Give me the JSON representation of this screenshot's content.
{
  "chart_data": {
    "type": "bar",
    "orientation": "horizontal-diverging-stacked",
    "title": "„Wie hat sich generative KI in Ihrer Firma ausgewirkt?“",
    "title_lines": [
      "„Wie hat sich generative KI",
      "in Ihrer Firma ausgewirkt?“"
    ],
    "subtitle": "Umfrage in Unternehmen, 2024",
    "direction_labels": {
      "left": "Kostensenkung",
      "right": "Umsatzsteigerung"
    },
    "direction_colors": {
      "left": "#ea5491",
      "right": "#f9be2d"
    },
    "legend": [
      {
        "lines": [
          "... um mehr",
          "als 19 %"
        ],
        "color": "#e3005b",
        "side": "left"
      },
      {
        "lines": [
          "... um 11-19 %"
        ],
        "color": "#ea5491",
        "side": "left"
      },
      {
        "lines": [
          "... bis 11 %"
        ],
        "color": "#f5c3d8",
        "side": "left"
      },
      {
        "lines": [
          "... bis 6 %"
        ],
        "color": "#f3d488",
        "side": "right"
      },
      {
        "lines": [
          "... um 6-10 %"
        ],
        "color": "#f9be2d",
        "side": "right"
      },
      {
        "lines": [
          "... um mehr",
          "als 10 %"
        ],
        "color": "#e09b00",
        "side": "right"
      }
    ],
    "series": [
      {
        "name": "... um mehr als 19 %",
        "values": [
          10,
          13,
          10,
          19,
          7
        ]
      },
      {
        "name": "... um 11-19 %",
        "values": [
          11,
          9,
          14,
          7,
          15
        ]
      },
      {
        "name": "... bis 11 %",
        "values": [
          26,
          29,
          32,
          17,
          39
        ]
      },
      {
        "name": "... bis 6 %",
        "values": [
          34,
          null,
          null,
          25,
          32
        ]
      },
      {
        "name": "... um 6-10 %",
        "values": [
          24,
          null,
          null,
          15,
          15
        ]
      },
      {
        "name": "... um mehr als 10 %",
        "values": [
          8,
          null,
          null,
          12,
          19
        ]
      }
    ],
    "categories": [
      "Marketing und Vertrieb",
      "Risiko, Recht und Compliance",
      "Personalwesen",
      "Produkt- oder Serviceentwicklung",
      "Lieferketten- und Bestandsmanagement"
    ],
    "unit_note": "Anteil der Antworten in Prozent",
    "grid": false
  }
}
......
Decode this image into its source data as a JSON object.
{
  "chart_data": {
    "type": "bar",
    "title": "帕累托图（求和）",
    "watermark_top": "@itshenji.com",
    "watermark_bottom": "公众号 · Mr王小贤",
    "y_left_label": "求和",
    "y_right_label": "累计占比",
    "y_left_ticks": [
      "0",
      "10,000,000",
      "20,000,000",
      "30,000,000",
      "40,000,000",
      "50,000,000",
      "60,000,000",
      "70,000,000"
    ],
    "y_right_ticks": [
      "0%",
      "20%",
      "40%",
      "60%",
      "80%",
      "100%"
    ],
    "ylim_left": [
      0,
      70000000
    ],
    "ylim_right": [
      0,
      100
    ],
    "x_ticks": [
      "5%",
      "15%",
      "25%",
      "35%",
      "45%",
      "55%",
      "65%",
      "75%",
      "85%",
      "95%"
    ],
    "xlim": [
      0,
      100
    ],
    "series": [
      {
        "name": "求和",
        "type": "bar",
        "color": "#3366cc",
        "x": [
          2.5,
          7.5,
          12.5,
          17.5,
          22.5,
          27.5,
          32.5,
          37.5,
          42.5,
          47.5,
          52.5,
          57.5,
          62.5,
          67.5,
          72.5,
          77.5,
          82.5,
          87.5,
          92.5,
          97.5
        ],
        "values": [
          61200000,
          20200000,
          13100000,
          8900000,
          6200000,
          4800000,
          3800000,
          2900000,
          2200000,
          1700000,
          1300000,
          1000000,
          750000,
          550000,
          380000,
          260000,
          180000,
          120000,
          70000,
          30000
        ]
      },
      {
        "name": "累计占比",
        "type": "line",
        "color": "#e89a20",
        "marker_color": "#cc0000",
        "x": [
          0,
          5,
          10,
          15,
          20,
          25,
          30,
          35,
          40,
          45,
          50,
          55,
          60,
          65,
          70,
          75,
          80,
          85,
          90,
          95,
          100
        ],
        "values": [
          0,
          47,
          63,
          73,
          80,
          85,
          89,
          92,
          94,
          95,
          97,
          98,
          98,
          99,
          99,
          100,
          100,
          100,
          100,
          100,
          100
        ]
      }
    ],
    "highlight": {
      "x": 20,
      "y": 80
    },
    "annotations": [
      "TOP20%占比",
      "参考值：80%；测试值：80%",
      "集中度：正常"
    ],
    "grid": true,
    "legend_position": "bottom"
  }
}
......
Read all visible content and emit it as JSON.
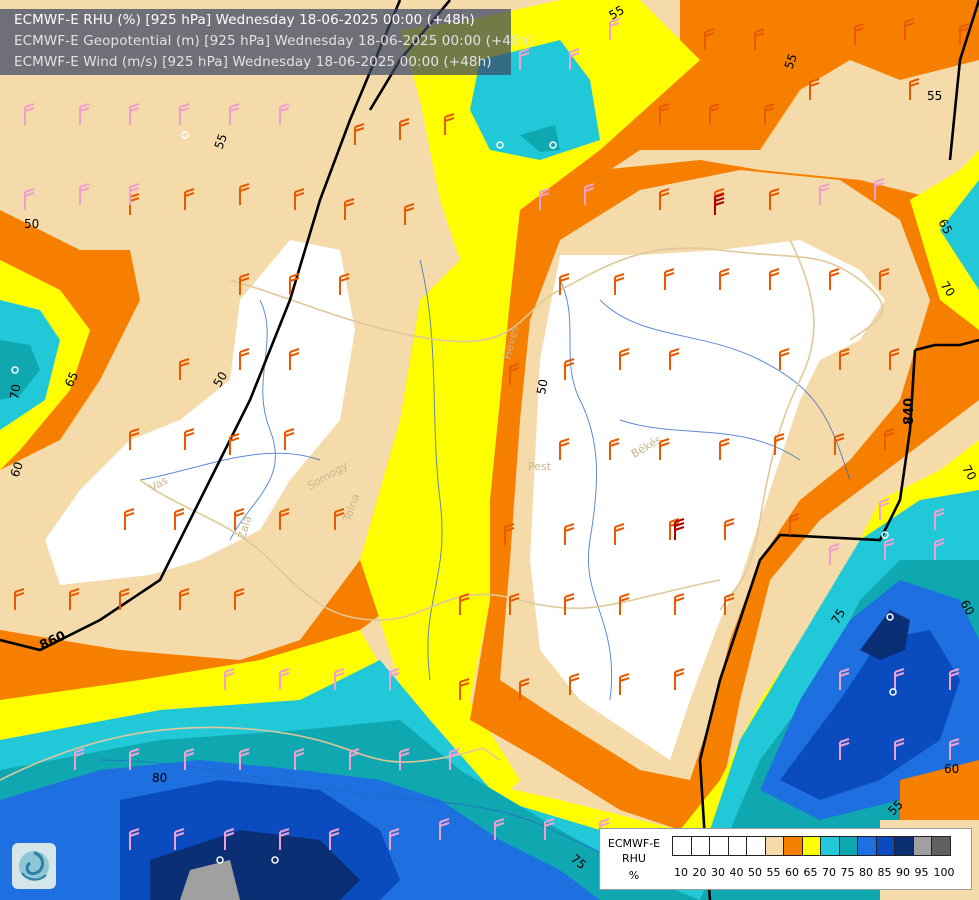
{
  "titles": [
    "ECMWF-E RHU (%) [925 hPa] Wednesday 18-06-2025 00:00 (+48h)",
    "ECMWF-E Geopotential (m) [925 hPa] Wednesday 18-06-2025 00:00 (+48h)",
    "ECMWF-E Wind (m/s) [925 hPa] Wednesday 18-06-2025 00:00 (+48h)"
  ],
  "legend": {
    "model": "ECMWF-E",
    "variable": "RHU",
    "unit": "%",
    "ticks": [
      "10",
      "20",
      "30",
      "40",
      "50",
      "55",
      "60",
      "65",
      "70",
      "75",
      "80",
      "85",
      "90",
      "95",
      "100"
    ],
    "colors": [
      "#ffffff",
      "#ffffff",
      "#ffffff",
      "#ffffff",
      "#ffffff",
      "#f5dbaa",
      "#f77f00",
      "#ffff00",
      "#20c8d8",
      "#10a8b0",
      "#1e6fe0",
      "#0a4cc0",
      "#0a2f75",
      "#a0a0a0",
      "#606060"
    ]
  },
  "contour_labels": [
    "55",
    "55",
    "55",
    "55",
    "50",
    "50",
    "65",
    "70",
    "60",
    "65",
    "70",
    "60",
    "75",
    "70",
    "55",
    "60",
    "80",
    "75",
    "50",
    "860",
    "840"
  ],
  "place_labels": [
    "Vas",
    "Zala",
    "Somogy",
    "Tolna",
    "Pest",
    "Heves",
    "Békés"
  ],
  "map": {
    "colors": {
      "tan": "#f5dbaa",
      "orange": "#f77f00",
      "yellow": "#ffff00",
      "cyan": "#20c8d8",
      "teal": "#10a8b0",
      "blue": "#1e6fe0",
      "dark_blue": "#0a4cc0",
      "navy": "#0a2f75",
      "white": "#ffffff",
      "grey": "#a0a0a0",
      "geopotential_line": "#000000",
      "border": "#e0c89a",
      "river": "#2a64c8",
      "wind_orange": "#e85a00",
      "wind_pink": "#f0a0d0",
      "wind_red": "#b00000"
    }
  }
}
......
• **EXERCISE**: Pick out each line that holds the string "JSON".

• **SOLUTION**:
Give me the JSON representation of this screenshot's content.
Decode this image into its source data as a JSON object.
Read all visible content and emit it as JSON.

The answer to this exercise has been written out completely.